→ **What you are asked to do**: Reproduce the records exactly.
** Begin Material **
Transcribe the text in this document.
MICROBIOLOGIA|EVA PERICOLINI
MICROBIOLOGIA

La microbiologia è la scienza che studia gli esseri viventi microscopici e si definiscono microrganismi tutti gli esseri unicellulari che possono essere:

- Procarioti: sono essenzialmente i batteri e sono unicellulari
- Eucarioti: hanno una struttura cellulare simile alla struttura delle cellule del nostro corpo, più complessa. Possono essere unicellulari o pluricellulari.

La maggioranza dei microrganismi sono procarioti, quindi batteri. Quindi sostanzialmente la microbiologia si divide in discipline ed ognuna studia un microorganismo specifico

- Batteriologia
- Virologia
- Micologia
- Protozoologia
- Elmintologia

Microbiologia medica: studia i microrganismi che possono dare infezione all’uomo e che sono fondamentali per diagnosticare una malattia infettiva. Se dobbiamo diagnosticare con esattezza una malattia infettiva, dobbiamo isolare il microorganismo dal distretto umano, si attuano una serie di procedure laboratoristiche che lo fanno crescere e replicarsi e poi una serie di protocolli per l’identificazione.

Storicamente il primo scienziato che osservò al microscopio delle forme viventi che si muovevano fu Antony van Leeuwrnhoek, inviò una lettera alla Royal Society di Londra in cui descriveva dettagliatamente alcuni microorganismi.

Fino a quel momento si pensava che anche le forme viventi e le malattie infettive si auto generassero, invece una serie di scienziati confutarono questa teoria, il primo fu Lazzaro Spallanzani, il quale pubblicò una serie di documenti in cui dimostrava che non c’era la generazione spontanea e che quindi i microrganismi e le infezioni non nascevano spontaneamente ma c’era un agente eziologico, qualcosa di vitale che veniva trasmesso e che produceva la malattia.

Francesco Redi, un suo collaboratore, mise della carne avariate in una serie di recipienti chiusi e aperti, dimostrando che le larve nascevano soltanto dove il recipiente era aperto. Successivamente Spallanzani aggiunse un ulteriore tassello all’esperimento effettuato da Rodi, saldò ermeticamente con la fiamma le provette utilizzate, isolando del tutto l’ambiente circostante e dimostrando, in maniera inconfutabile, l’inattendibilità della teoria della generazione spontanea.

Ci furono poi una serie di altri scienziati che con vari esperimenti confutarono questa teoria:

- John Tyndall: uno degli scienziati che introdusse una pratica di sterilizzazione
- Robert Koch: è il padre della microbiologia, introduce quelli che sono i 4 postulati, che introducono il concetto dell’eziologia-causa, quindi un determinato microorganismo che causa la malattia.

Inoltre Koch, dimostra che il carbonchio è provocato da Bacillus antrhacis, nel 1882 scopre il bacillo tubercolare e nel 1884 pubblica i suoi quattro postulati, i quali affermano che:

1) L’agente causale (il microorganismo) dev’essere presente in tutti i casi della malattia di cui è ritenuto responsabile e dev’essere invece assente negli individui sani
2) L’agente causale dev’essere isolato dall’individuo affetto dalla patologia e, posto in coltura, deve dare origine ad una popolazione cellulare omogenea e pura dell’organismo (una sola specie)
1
** End Material **
→ **Worked solution**:
Transcribe the text in this document.
MICROBIOLOGIA|EVA PERICOLINI
MICROBIOLOGIA

La microbiologia è la scienza che studia gli esseri viventi microscopici e si definiscono microrganismi tutti gli esseri unicellulari che possono essere:

- Procarioti: sono essenzialmente i batteri e sono unicellulari
- Eucarioti: hanno una struttura cellulare simile alla struttura delle cellule del nostro corpo, più complessa. Possono essere unicellulari o pluricellulari.

La maggioranza dei microrganismi sono procarioti, quindi batteri. Quindi sostanzialmente la microbiologia si divide in discipline ed ognuna studia un microorganismo specifico

- Batteriologia
- Virologia
- Micologia
- Protozoologia
- Elmintologia

Microbiologia medica: studia i microrganismi che possono dare infezione all’uomo e che sono fondamentali per diagnosticare una malattia infettiva. Se dobbiamo diagnosticare con esattezza una malattia infettiva, dobbiamo isolare il microorganismo dal distretto umano, si attuano una serie di procedure laboratoristiche che lo fanno crescere e replicarsi e poi una serie di protocolli per l’identificazione.

Storicamente il primo scienziato che osservò al microscopio delle forme viventi che si muovevano fu Antony van Leeuwrnhoek, inviò una lettera alla Royal Society di Londra in cui descriveva dettagliatamente alcuni microorganismi.

Fino a quel momento si pensava che anche le forme viventi e le malattie infettive si auto generassero, invece una serie di scienziati confutarono questa teoria, il primo fu Lazzaro Spallanzani, il quale pubblicò una serie di documenti in cui dimostrava che non c’era la generazione spontanea e che quindi i microrganismi e le infezioni non nascevano spontaneamente ma c’era un agente eziologico, qualcosa di vitale che veniva trasmesso e che produceva la malattia.

Francesco Redi, un suo collaboratore, mise della carne avariate in una serie di recipienti chiusi e aperti, dimostrando che le larve nascevano soltanto dove il recipiente era aperto. Successivamente Spallanzani aggiunse un ulteriore tassello all’esperimento effettuato da Rodi, saldò ermeticamente con la fiamma le provette utilizzate, isolando del tutto l’ambiente circostante e dimostrando, in maniera inconfutabile, l’inattendibilità della teoria della generazione spontanea.

Ci furono poi una serie di altri scienziati che con vari esperimenti confutarono questa teoria:

- John Tyndall: uno degli scienziati che introdusse una pratica di sterilizzazione
- Robert Koch: è il padre della microbiologia, introduce quelli che sono i 4 postulati, che introducono il concetto dell’eziologia-causa, quindi un determinato microorganismo che causa la malattia.

Inoltre Koch, dimostra che il carbonchio è provocato da Bacillus antrhacis, nel 1882 scopre il bacillo tubercolare e nel 1884 pubblica i suoi quattro postulati, i quali affermano che:

1) L’agente causale (il microorganismo) dev’essere presente in tutti i casi della malattia di cui è ritenuto responsabile e dev’essere invece assente negli individui sani
2) L’agente causale dev’essere isolato dall’individuo affetto dalla patologia e, posto in coltura, deve dare origine ad una popolazione cellulare omogenea e pura dell’organismo (una sola specie)
1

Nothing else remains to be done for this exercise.